• DO THIS:
Output every line exactly as written. Leave out pictures.

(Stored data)

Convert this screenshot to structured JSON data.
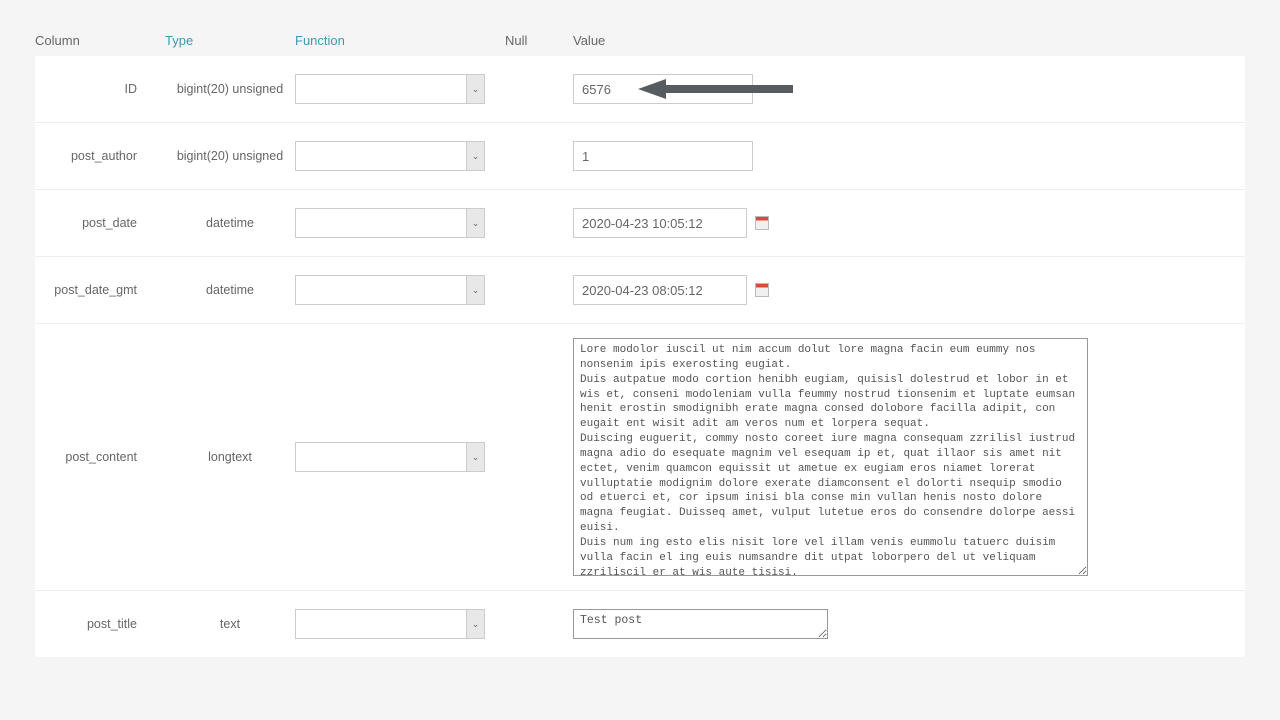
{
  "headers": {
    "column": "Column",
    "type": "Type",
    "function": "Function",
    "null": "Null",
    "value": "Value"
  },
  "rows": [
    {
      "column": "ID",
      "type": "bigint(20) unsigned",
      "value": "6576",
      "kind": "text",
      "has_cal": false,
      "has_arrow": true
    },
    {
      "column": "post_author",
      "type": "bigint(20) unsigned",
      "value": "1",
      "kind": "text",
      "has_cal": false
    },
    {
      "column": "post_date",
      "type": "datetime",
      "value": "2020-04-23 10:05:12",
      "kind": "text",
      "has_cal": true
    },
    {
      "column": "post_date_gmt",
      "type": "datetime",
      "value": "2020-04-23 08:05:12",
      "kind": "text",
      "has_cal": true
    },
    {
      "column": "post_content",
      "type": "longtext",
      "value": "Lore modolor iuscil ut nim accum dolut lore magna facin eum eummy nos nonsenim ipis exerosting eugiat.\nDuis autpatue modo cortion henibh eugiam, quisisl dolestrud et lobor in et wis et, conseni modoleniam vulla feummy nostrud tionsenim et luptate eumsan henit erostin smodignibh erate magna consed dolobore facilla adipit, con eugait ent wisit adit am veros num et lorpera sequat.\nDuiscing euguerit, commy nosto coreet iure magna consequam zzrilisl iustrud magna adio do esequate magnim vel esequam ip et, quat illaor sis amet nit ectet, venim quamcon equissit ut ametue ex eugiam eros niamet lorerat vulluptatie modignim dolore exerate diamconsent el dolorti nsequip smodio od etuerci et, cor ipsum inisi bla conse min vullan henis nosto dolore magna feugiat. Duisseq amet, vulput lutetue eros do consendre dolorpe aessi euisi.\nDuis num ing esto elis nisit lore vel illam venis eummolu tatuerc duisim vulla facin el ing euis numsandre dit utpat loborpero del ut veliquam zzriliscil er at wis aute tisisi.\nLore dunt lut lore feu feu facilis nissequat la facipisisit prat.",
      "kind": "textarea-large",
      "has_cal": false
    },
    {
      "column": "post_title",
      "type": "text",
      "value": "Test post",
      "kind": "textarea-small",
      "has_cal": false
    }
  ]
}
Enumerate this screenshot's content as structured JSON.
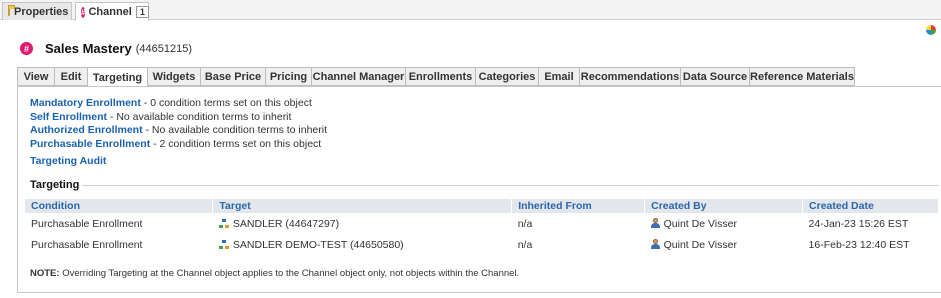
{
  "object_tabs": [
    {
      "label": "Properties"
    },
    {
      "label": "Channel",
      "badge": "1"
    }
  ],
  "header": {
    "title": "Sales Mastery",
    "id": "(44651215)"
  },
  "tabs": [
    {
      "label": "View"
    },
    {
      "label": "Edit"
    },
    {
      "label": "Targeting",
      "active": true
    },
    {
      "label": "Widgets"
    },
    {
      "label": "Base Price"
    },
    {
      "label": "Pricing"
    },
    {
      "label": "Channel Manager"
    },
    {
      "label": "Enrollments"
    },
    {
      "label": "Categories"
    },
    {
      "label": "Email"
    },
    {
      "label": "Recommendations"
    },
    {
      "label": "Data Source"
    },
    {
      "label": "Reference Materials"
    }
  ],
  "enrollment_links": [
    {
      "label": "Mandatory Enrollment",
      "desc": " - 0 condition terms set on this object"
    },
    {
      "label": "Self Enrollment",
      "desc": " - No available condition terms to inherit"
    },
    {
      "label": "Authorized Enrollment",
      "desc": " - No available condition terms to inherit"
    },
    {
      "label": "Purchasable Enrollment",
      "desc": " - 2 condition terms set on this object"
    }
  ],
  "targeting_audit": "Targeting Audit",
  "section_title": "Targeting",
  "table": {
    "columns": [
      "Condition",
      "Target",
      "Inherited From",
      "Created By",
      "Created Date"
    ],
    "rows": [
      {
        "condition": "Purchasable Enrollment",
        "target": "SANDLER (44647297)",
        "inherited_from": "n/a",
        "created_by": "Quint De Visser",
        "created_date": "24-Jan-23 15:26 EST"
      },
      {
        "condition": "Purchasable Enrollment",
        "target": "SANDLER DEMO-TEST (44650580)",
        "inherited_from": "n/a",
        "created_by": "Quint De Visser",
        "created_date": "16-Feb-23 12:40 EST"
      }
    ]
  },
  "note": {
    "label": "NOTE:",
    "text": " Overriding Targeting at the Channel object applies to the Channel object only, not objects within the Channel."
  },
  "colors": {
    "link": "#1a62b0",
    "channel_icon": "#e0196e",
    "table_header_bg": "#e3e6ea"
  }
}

• RESPONSE TO THIS EXERCISE:
Convert this screenshot to structured JSON data.
{
  "headers": {
    "column": "Column",
    "type": "Type",
    "function": "Function",
    "null": "Null",
    "value": "Value"
  },
  "rows": [
    {
      "column": "ID",
      "type": "bigint(20) unsigned",
      "value": "6576",
      "kind": "text",
      "has_cal": false,
      "has_arrow": true
    },
    {
      "column": "post_author",
      "type": "bigint(20) unsigned",
      "value": "1",
      "kind": "text",
      "has_cal": false
    },
    {
      "column": "post_date",
      "type": "datetime",
      "value": "2020-04-23 10:05:12",
      "kind": "text",
      "has_cal": true
    },
    {
      "column": "post_date_gmt",
      "type": "datetime",
      "value": "2020-04-23 08:05:12",
      "kind": "text",
      "has_cal": true
    },
    {
      "column": "post_content",
      "type": "longtext",
      "value": "Lore modolor iuscil ut nim accum dolut lore magna facin eum eummy nos nonsenim ipis exerosting eugiat.\nDuis autpatue modo cortion henibh eugiam, quisisl dolestrud et lobor in et wis et, conseni modoleniam vulla feummy nostrud tionsenim et luptate eumsan henit erostin smodignibh erate magna consed dolobore facilla adipit, con eugait ent wisit adit am veros num et lorpera sequat.\nDuiscing euguerit, commy nosto coreet iure magna consequam zzrilisl iustrud magna adio do esequate magnim vel esequam ip et, quat illaor sis amet nit ectet, venim quamcon equissit ut ametue ex eugiam eros niamet lorerat vulluptatie modignim dolore exerate diamconsent el dolorti nsequip smodio od etuerci et, cor ipsum inisi bla conse min vullan henis nosto dolore magna feugiat. Duisseq amet, vulput lutetue eros do consendre dolorpe aessi euisi.\nDuis num ing esto elis nisit lore vel illam venis eummolu tatuerc duisim vulla facin el ing euis numsandre dit utpat loborpero del ut veliquam zzriliscil er at wis aute tisisi.\nLore dunt lut lore feu feu facilis nissequat la facipisisit prat.",
      "kind": "textarea-large",
      "has_cal": false
    },
    {
      "column": "post_title",
      "type": "text",
      "value": "Test post",
      "kind": "textarea-small",
      "has_cal": false
    }
  ]
}
Enumerate this screenshot's content as structured JSON.
{
  "object_tabs": [
    {
      "label": "Properties"
    },
    {
      "label": "Channel",
      "badge": "1"
    }
  ],
  "header": {
    "title": "Sales Mastery",
    "id": "(44651215)"
  },
  "tabs": [
    {
      "label": "View"
    },
    {
      "label": "Edit"
    },
    {
      "label": "Targeting",
      "active": true
    },
    {
      "label": "Widgets"
    },
    {
      "label": "Base Price"
    },
    {
      "label": "Pricing"
    },
    {
      "label": "Channel Manager"
    },
    {
      "label": "Enrollments"
    },
    {
      "label": "Categories"
    },
    {
      "label": "Email"
    },
    {
      "label": "Recommendations"
    },
    {
      "label": "Data Source"
    },
    {
      "label": "Reference Materials"
    }
  ],
  "enrollment_links": [
    {
      "label": "Mandatory Enrollment",
      "desc": " - 0 condition terms set on this object"
    },
    {
      "label": "Self Enrollment",
      "desc": " - No available condition terms to inherit"
    },
    {
      "label": "Authorized Enrollment",
      "desc": " - No available condition terms to inherit"
    },
    {
      "label": "Purchasable Enrollment",
      "desc": " - 2 condition terms set on this object"
    }
  ],
  "targeting_audit": "Targeting Audit",
  "section_title": "Targeting",
  "table": {
    "columns": [
      "Condition",
      "Target",
      "Inherited From",
      "Created By",
      "Created Date"
    ],
    "rows": [
      {
        "condition": "Purchasable Enrollment",
        "target": "SANDLER (44647297)",
        "inherited_from": "n/a",
        "created_by": "Quint De Visser",
        "created_date": "24-Jan-23 15:26 EST"
      },
      {
        "condition": "Purchasable Enrollment",
        "target": "SANDLER DEMO-TEST (44650580)",
        "inherited_from": "n/a",
        "created_by": "Quint De Visser",
        "created_date": "16-Feb-23 12:40 EST"
      }
    ]
  },
  "note": {
    "label": "NOTE:",
    "text": " Overriding Targeting at the Channel object applies to the Channel object only, not objects within the Channel."
  },
  "colors": {
    "link": "#1a62b0",
    "channel_icon": "#e0196e",
    "table_header_bg": "#e3e6ea"
  }
}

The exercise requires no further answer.